* begin Stored rows *

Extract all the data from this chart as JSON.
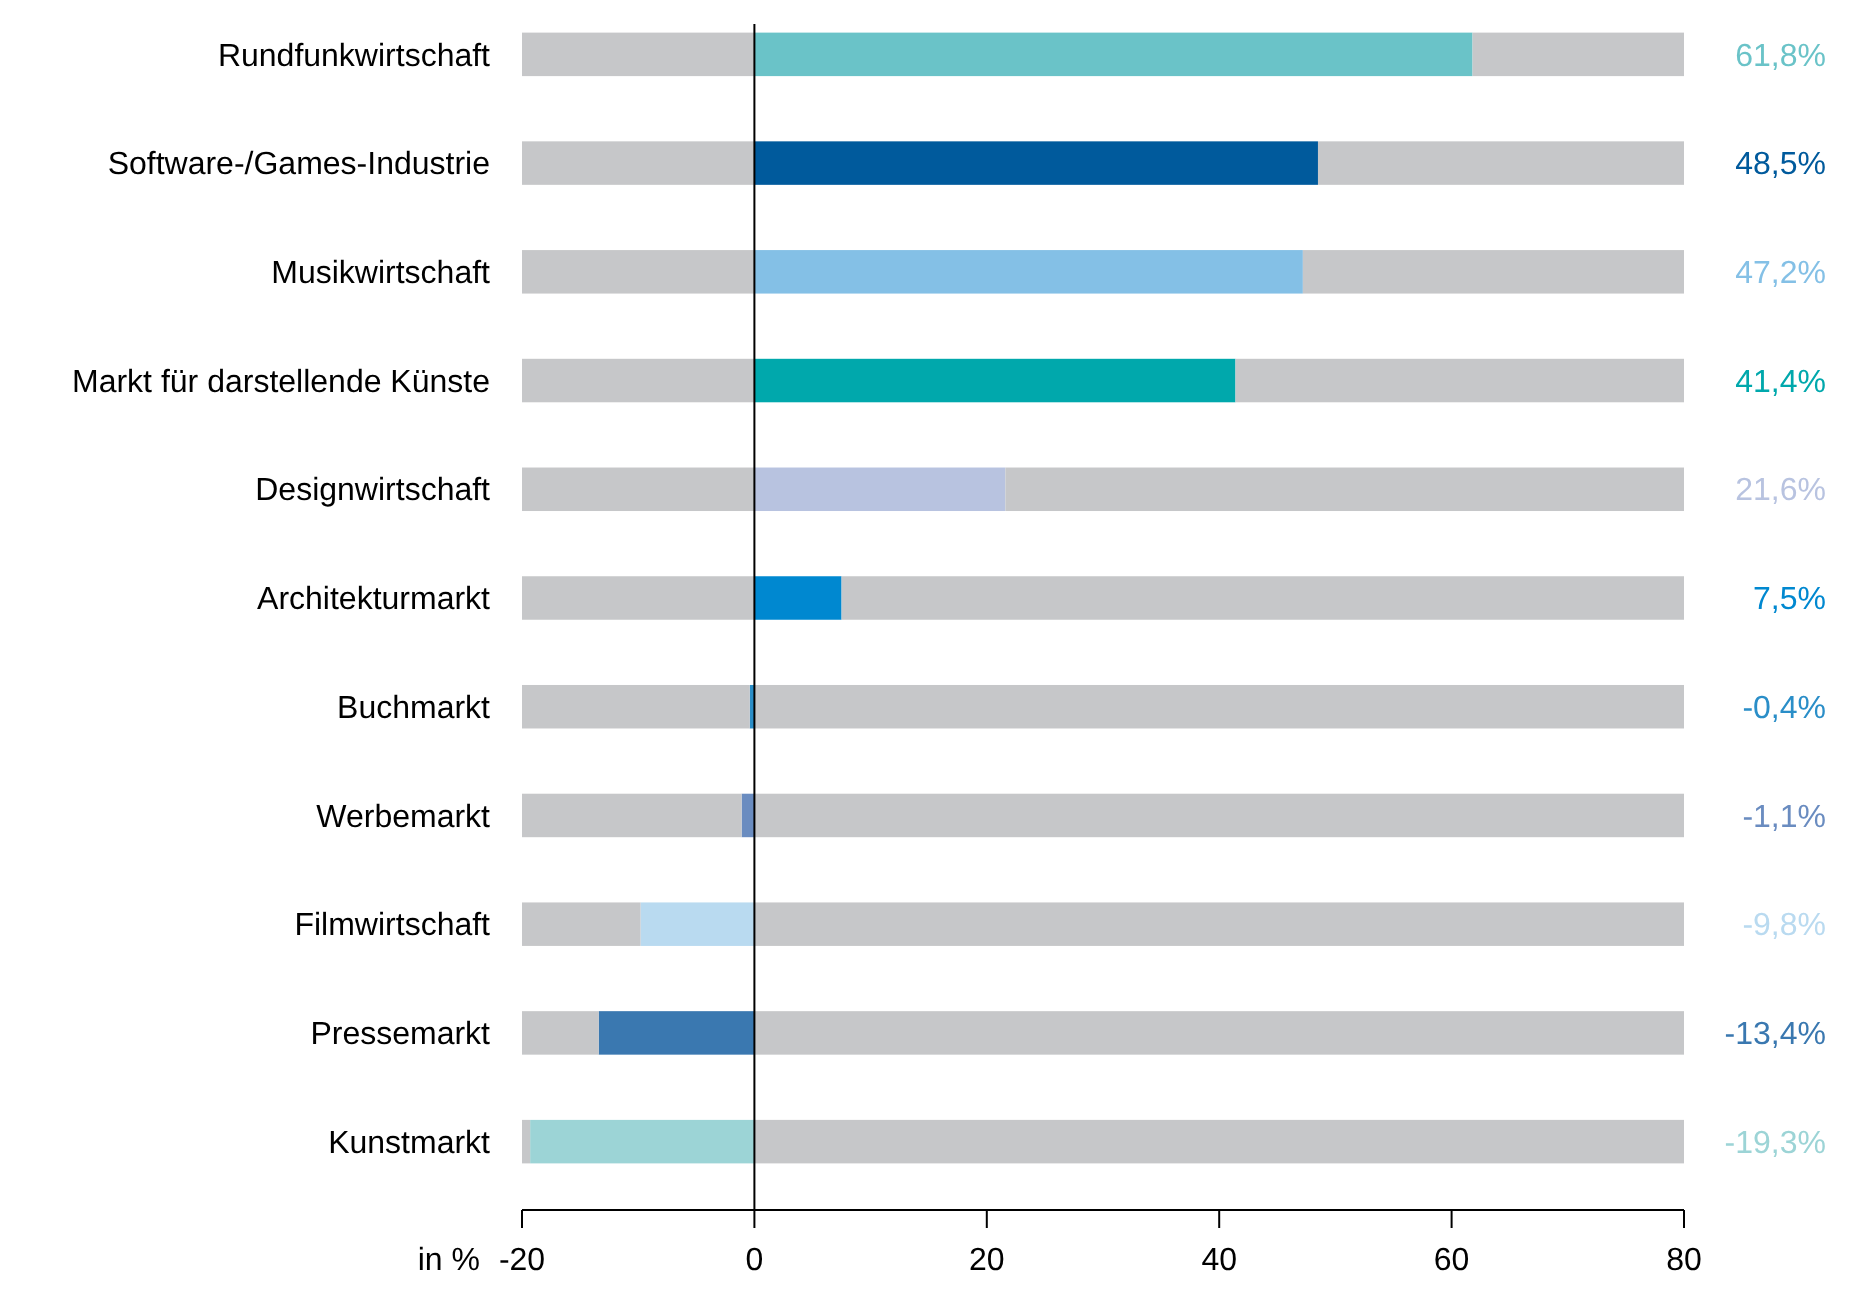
{
  "chart_data": {
    "type": "bar",
    "orientation": "horizontal",
    "stacked": true,
    "xlabel": "in %",
    "categories": [
      "Rundfunkwirtschaft",
      "Software-/Games-Industrie",
      "Musikwirtschaft",
      "Markt für darstellende Künste",
      "Designwirtschaft",
      "Architekturmarkt",
      "Buchmarkt",
      "Werbemarkt",
      "Filmwirtschaft",
      "Pressemarkt",
      "Kunstmarkt"
    ],
    "series": [
      {
        "colors": [
          "#6ac3c8",
          "#005a9c",
          "#84c0e6",
          "#00a8ac",
          "#b8c3e0",
          "#0088d0",
          "#2a8ec8",
          "#6a8cc0",
          "#b9daf0",
          "#3a78b0",
          "#9cd4d6"
        ],
        "values": [
          61.8,
          48.5,
          47.2,
          41.4,
          21.6,
          7.5,
          -0.4,
          -1.1,
          -9.8,
          -13.4,
          -19.3
        ],
        "value_labels": [
          "61,8%",
          "48,5%",
          "47,2%",
          "41,4%",
          "21,6%",
          "7,5%",
          "-0,4%",
          "-1,1%",
          "-9,8%",
          "-13,4%",
          "-19,3%"
        ]
      },
      {
        "color": "#c6c7c9",
        "values": [
          18.2,
          31.5,
          32.8,
          38.6,
          58.4,
          72.5,
          80,
          80,
          80,
          80,
          80
        ]
      },
      {
        "color": "#c6c7c9",
        "values": [
          -20,
          -20,
          -20,
          -20,
          -20,
          -20,
          -19.6,
          -18.9,
          -10.2,
          -6.6,
          -0.7
        ]
      }
    ],
    "xlim": [
      -20,
      80
    ],
    "xticks": [
      -20,
      0,
      20,
      40,
      60,
      80
    ],
    "ref_lines": [
      {
        "axis": "x",
        "value": 0,
        "color": "#000000"
      }
    ],
    "grid": false
  }
}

* end Stored rows *

- Brief
Repeat all of the records verbatim, leaving out the pictures.

- Output below
Extract all the data from this chart as JSON.
{
  "chart_data": {
    "type": "bar",
    "orientation": "horizontal",
    "stacked": true,
    "xlabel": "in %",
    "categories": [
      "Rundfunkwirtschaft",
      "Software-/Games-Industrie",
      "Musikwirtschaft",
      "Markt für darstellende Künste",
      "Designwirtschaft",
      "Architekturmarkt",
      "Buchmarkt",
      "Werbemarkt",
      "Filmwirtschaft",
      "Pressemarkt",
      "Kunstmarkt"
    ],
    "series": [
      {
        "colors": [
          "#6ac3c8",
          "#005a9c",
          "#84c0e6",
          "#00a8ac",
          "#b8c3e0",
          "#0088d0",
          "#2a8ec8",
          "#6a8cc0",
          "#b9daf0",
          "#3a78b0",
          "#9cd4d6"
        ],
        "values": [
          61.8,
          48.5,
          47.2,
          41.4,
          21.6,
          7.5,
          -0.4,
          -1.1,
          -9.8,
          -13.4,
          -19.3
        ],
        "value_labels": [
          "61,8%",
          "48,5%",
          "47,2%",
          "41,4%",
          "21,6%",
          "7,5%",
          "-0,4%",
          "-1,1%",
          "-9,8%",
          "-13,4%",
          "-19,3%"
        ]
      },
      {
        "color": "#c6c7c9",
        "values": [
          18.2,
          31.5,
          32.8,
          38.6,
          58.4,
          72.5,
          80,
          80,
          80,
          80,
          80
        ]
      },
      {
        "color": "#c6c7c9",
        "values": [
          -20,
          -20,
          -20,
          -20,
          -20,
          -20,
          -19.6,
          -18.9,
          -10.2,
          -6.6,
          -0.7
        ]
      }
    ],
    "xlim": [
      -20,
      80
    ],
    "xticks": [
      -20,
      0,
      20,
      40,
      60,
      80
    ],
    "ref_lines": [
      {
        "axis": "x",
        "value": 0,
        "color": "#000000"
      }
    ],
    "grid": false
  }
}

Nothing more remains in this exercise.